=== RECORDS SHOWN ===

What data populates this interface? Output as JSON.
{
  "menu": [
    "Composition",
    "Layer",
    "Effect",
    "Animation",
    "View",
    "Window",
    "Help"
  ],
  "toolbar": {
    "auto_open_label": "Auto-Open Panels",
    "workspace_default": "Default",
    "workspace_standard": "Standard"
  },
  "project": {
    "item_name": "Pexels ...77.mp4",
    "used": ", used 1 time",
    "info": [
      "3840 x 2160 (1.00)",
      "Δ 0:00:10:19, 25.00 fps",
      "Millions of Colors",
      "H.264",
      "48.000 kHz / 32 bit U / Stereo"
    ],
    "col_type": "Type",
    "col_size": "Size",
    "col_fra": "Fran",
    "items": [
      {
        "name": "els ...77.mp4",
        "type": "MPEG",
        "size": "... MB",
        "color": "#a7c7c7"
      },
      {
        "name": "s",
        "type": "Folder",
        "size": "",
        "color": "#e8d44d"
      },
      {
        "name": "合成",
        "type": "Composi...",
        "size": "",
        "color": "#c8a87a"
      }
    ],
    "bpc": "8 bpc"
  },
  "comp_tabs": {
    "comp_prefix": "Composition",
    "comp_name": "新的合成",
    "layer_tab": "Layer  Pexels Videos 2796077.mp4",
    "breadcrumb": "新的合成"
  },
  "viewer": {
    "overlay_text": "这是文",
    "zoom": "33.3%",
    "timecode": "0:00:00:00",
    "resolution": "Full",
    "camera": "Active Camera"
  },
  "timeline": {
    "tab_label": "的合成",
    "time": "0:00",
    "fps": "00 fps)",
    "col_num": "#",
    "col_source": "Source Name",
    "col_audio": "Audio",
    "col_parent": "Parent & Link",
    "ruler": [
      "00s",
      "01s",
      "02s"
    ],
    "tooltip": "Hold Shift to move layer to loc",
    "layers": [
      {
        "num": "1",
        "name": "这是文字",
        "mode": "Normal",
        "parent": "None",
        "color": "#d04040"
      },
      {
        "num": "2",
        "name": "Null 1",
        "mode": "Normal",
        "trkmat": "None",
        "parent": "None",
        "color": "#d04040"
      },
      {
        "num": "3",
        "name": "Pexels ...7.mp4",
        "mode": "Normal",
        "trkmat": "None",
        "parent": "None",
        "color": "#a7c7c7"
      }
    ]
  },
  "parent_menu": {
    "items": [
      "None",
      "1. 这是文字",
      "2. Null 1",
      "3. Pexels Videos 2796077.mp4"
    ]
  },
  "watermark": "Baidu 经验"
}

===

SET PROBLEM >>
Copy out the material above in its entirety. Every detail must match.

ANSWER BELOW >>
What data populates this interface? Output as JSON.
{
  "menu": [
    "Composition",
    "Layer",
    "Effect",
    "Animation",
    "View",
    "Window",
    "Help"
  ],
  "toolbar": {
    "auto_open_label": "Auto-Open Panels",
    "workspace_default": "Default",
    "workspace_standard": "Standard"
  },
  "project": {
    "item_name": "Pexels ...77.mp4",
    "used": ", used 1 time",
    "info": [
      "3840 x 2160 (1.00)",
      "Δ 0:00:10:19, 25.00 fps",
      "Millions of Colors",
      "H.264",
      "48.000 kHz / 32 bit U / Stereo"
    ],
    "col_type": "Type",
    "col_size": "Size",
    "col_fra": "Fran",
    "items": [
      {
        "name": "els ...77.mp4",
        "type": "MPEG",
        "size": "... MB",
        "color": "#a7c7c7"
      },
      {
        "name": "s",
        "type": "Folder",
        "size": "",
        "color": "#e8d44d"
      },
      {
        "name": "合成",
        "type": "Composi...",
        "size": "",
        "color": "#c8a87a"
      }
    ],
    "bpc": "8 bpc"
  },
  "comp_tabs": {
    "comp_prefix": "Composition",
    "comp_name": "新的合成",
    "layer_tab": "Layer  Pexels Videos 2796077.mp4",
    "breadcrumb": "新的合成"
  },
  "viewer": {
    "overlay_text": "这是文",
    "zoom": "33.3%",
    "timecode": "0:00:00:00",
    "resolution": "Full",
    "camera": "Active Camera"
  },
  "timeline": {
    "tab_label": "的合成",
    "time": "0:00",
    "fps": "00 fps)",
    "col_num": "#",
    "col_source": "Source Name",
    "col_audio": "Audio",
    "col_parent": "Parent & Link",
    "ruler": [
      "00s",
      "01s",
      "02s"
    ],
    "tooltip": "Hold Shift to move layer to loc",
    "layers": [
      {
        "num": "1",
        "name": "这是文字",
        "mode": "Normal",
        "parent": "None",
        "color": "#d04040"
      },
      {
        "num": "2",
        "name": "Null 1",
        "mode": "Normal",
        "trkmat": "None",
        "parent": "None",
        "color": "#d04040"
      },
      {
        "num": "3",
        "name": "Pexels ...7.mp4",
        "mode": "Normal",
        "trkmat": "None",
        "parent": "None",
        "color": "#a7c7c7"
      }
    ]
  },
  "parent_menu": {
    "items": [
      "None",
      "1. 这是文字",
      "2. Null 1",
      "3. Pexels Videos 2796077.mp4"
    ]
  },
  "watermark": "Baidu 经验"
}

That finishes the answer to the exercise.